[Records about charts and figures]
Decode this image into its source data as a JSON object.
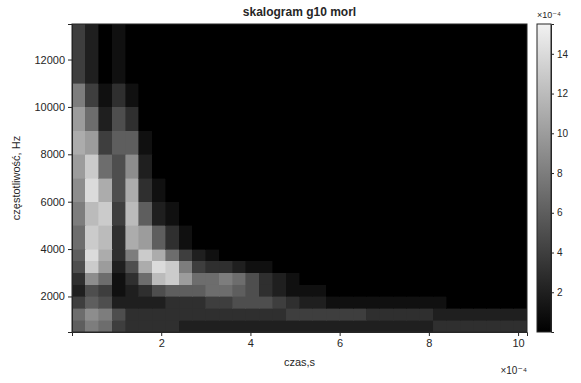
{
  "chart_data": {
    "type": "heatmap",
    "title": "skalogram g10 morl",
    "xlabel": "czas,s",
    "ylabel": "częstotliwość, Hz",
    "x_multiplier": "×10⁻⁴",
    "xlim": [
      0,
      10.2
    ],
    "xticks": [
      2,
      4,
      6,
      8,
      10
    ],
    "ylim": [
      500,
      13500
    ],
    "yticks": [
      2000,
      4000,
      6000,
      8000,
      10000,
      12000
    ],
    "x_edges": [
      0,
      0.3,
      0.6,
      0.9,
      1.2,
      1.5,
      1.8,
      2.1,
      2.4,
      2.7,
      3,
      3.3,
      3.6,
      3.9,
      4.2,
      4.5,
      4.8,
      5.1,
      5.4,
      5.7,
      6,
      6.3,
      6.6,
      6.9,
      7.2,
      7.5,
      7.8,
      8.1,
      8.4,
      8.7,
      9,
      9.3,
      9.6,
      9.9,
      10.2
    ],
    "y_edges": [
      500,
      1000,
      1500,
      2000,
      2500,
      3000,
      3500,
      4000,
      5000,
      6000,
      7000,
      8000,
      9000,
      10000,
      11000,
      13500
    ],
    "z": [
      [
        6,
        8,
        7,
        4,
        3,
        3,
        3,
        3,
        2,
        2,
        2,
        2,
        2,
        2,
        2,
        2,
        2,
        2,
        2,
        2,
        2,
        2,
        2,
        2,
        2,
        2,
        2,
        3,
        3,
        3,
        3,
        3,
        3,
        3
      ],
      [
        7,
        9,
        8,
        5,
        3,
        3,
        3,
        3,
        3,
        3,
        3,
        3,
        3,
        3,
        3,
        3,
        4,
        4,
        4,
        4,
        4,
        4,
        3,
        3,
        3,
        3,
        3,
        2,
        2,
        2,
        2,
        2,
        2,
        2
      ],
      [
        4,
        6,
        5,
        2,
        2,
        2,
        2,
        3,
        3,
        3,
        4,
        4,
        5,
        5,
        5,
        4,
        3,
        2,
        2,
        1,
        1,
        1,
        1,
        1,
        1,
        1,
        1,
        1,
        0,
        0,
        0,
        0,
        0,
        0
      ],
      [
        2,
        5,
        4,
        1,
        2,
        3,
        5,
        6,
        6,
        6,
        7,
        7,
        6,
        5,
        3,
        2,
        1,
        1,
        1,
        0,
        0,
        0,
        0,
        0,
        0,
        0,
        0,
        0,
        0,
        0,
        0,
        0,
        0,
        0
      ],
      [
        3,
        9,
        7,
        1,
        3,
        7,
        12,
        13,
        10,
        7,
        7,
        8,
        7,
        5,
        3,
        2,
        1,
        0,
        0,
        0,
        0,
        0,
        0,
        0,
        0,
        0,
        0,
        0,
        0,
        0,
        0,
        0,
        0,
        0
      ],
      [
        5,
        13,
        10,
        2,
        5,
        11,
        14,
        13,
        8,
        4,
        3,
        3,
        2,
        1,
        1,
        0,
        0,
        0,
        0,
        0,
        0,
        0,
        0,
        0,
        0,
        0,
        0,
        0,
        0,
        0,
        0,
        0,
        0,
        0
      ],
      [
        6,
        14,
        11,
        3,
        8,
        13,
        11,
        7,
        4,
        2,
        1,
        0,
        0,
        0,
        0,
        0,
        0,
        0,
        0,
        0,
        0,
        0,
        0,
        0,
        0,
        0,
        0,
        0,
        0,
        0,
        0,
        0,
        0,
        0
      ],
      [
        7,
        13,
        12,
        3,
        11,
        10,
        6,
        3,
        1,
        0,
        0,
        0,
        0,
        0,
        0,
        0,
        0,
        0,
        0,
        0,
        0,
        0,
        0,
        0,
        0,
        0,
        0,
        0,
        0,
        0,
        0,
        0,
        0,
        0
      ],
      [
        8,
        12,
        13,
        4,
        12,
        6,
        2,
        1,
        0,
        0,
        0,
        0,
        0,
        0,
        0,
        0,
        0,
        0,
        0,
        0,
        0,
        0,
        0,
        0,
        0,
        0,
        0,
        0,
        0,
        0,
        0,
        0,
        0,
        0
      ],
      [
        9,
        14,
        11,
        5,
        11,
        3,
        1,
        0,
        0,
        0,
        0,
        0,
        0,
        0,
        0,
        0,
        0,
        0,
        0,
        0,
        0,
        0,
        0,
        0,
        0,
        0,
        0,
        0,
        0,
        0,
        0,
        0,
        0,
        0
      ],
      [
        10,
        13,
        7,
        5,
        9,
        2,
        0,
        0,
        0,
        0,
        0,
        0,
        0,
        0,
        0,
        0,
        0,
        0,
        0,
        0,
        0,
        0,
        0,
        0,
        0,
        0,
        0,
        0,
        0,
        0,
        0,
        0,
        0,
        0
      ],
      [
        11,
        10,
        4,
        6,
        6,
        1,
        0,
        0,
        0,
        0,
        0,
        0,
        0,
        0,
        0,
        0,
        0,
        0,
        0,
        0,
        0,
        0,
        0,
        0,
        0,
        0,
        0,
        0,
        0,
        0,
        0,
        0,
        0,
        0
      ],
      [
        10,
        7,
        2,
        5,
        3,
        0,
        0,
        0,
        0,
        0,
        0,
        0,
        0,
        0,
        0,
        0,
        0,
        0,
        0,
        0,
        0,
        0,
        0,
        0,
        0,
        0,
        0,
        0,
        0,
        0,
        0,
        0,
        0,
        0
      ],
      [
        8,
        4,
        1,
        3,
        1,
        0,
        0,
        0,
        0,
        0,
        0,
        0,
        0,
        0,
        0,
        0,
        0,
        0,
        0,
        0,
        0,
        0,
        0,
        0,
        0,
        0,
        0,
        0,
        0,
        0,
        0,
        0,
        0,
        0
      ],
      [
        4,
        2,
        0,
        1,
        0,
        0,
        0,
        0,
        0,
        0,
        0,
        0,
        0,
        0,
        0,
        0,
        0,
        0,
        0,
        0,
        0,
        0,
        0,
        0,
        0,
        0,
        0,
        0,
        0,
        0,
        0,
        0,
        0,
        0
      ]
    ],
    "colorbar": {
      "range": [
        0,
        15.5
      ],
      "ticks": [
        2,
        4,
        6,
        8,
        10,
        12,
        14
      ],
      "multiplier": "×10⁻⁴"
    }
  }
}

* [Set exercise]: Reproduce every line precisely as given, omitting all pictures.

* [Exercise response]:
Decode this image into its source data as a JSON object.
{
  "chart_data": {
    "type": "heatmap",
    "title": "skalogram g10 morl",
    "xlabel": "czas,s",
    "ylabel": "częstotliwość, Hz",
    "x_multiplier": "×10⁻⁴",
    "xlim": [
      0,
      10.2
    ],
    "xticks": [
      2,
      4,
      6,
      8,
      10
    ],
    "ylim": [
      500,
      13500
    ],
    "yticks": [
      2000,
      4000,
      6000,
      8000,
      10000,
      12000
    ],
    "x_edges": [
      0,
      0.3,
      0.6,
      0.9,
      1.2,
      1.5,
      1.8,
      2.1,
      2.4,
      2.7,
      3,
      3.3,
      3.6,
      3.9,
      4.2,
      4.5,
      4.8,
      5.1,
      5.4,
      5.7,
      6,
      6.3,
      6.6,
      6.9,
      7.2,
      7.5,
      7.8,
      8.1,
      8.4,
      8.7,
      9,
      9.3,
      9.6,
      9.9,
      10.2
    ],
    "y_edges": [
      500,
      1000,
      1500,
      2000,
      2500,
      3000,
      3500,
      4000,
      5000,
      6000,
      7000,
      8000,
      9000,
      10000,
      11000,
      13500
    ],
    "z": [
      [
        6,
        8,
        7,
        4,
        3,
        3,
        3,
        3,
        2,
        2,
        2,
        2,
        2,
        2,
        2,
        2,
        2,
        2,
        2,
        2,
        2,
        2,
        2,
        2,
        2,
        2,
        2,
        3,
        3,
        3,
        3,
        3,
        3,
        3
      ],
      [
        7,
        9,
        8,
        5,
        3,
        3,
        3,
        3,
        3,
        3,
        3,
        3,
        3,
        3,
        3,
        3,
        4,
        4,
        4,
        4,
        4,
        4,
        3,
        3,
        3,
        3,
        3,
        2,
        2,
        2,
        2,
        2,
        2,
        2
      ],
      [
        4,
        6,
        5,
        2,
        2,
        2,
        2,
        3,
        3,
        3,
        4,
        4,
        5,
        5,
        5,
        4,
        3,
        2,
        2,
        1,
        1,
        1,
        1,
        1,
        1,
        1,
        1,
        1,
        0,
        0,
        0,
        0,
        0,
        0
      ],
      [
        2,
        5,
        4,
        1,
        2,
        3,
        5,
        6,
        6,
        6,
        7,
        7,
        6,
        5,
        3,
        2,
        1,
        1,
        1,
        0,
        0,
        0,
        0,
        0,
        0,
        0,
        0,
        0,
        0,
        0,
        0,
        0,
        0,
        0
      ],
      [
        3,
        9,
        7,
        1,
        3,
        7,
        12,
        13,
        10,
        7,
        7,
        8,
        7,
        5,
        3,
        2,
        1,
        0,
        0,
        0,
        0,
        0,
        0,
        0,
        0,
        0,
        0,
        0,
        0,
        0,
        0,
        0,
        0,
        0
      ],
      [
        5,
        13,
        10,
        2,
        5,
        11,
        14,
        13,
        8,
        4,
        3,
        3,
        2,
        1,
        1,
        0,
        0,
        0,
        0,
        0,
        0,
        0,
        0,
        0,
        0,
        0,
        0,
        0,
        0,
        0,
        0,
        0,
        0,
        0
      ],
      [
        6,
        14,
        11,
        3,
        8,
        13,
        11,
        7,
        4,
        2,
        1,
        0,
        0,
        0,
        0,
        0,
        0,
        0,
        0,
        0,
        0,
        0,
        0,
        0,
        0,
        0,
        0,
        0,
        0,
        0,
        0,
        0,
        0,
        0
      ],
      [
        7,
        13,
        12,
        3,
        11,
        10,
        6,
        3,
        1,
        0,
        0,
        0,
        0,
        0,
        0,
        0,
        0,
        0,
        0,
        0,
        0,
        0,
        0,
        0,
        0,
        0,
        0,
        0,
        0,
        0,
        0,
        0,
        0,
        0
      ],
      [
        8,
        12,
        13,
        4,
        12,
        6,
        2,
        1,
        0,
        0,
        0,
        0,
        0,
        0,
        0,
        0,
        0,
        0,
        0,
        0,
        0,
        0,
        0,
        0,
        0,
        0,
        0,
        0,
        0,
        0,
        0,
        0,
        0,
        0
      ],
      [
        9,
        14,
        11,
        5,
        11,
        3,
        1,
        0,
        0,
        0,
        0,
        0,
        0,
        0,
        0,
        0,
        0,
        0,
        0,
        0,
        0,
        0,
        0,
        0,
        0,
        0,
        0,
        0,
        0,
        0,
        0,
        0,
        0,
        0
      ],
      [
        10,
        13,
        7,
        5,
        9,
        2,
        0,
        0,
        0,
        0,
        0,
        0,
        0,
        0,
        0,
        0,
        0,
        0,
        0,
        0,
        0,
        0,
        0,
        0,
        0,
        0,
        0,
        0,
        0,
        0,
        0,
        0,
        0,
        0
      ],
      [
        11,
        10,
        4,
        6,
        6,
        1,
        0,
        0,
        0,
        0,
        0,
        0,
        0,
        0,
        0,
        0,
        0,
        0,
        0,
        0,
        0,
        0,
        0,
        0,
        0,
        0,
        0,
        0,
        0,
        0,
        0,
        0,
        0,
        0
      ],
      [
        10,
        7,
        2,
        5,
        3,
        0,
        0,
        0,
        0,
        0,
        0,
        0,
        0,
        0,
        0,
        0,
        0,
        0,
        0,
        0,
        0,
        0,
        0,
        0,
        0,
        0,
        0,
        0,
        0,
        0,
        0,
        0,
        0,
        0
      ],
      [
        8,
        4,
        1,
        3,
        1,
        0,
        0,
        0,
        0,
        0,
        0,
        0,
        0,
        0,
        0,
        0,
        0,
        0,
        0,
        0,
        0,
        0,
        0,
        0,
        0,
        0,
        0,
        0,
        0,
        0,
        0,
        0,
        0,
        0
      ],
      [
        4,
        2,
        0,
        1,
        0,
        0,
        0,
        0,
        0,
        0,
        0,
        0,
        0,
        0,
        0,
        0,
        0,
        0,
        0,
        0,
        0,
        0,
        0,
        0,
        0,
        0,
        0,
        0,
        0,
        0,
        0,
        0,
        0,
        0
      ]
    ],
    "colorbar": {
      "range": [
        0,
        15.5
      ],
      "ticks": [
        2,
        4,
        6,
        8,
        10,
        12,
        14
      ],
      "multiplier": "×10⁻⁴"
    }
  }
}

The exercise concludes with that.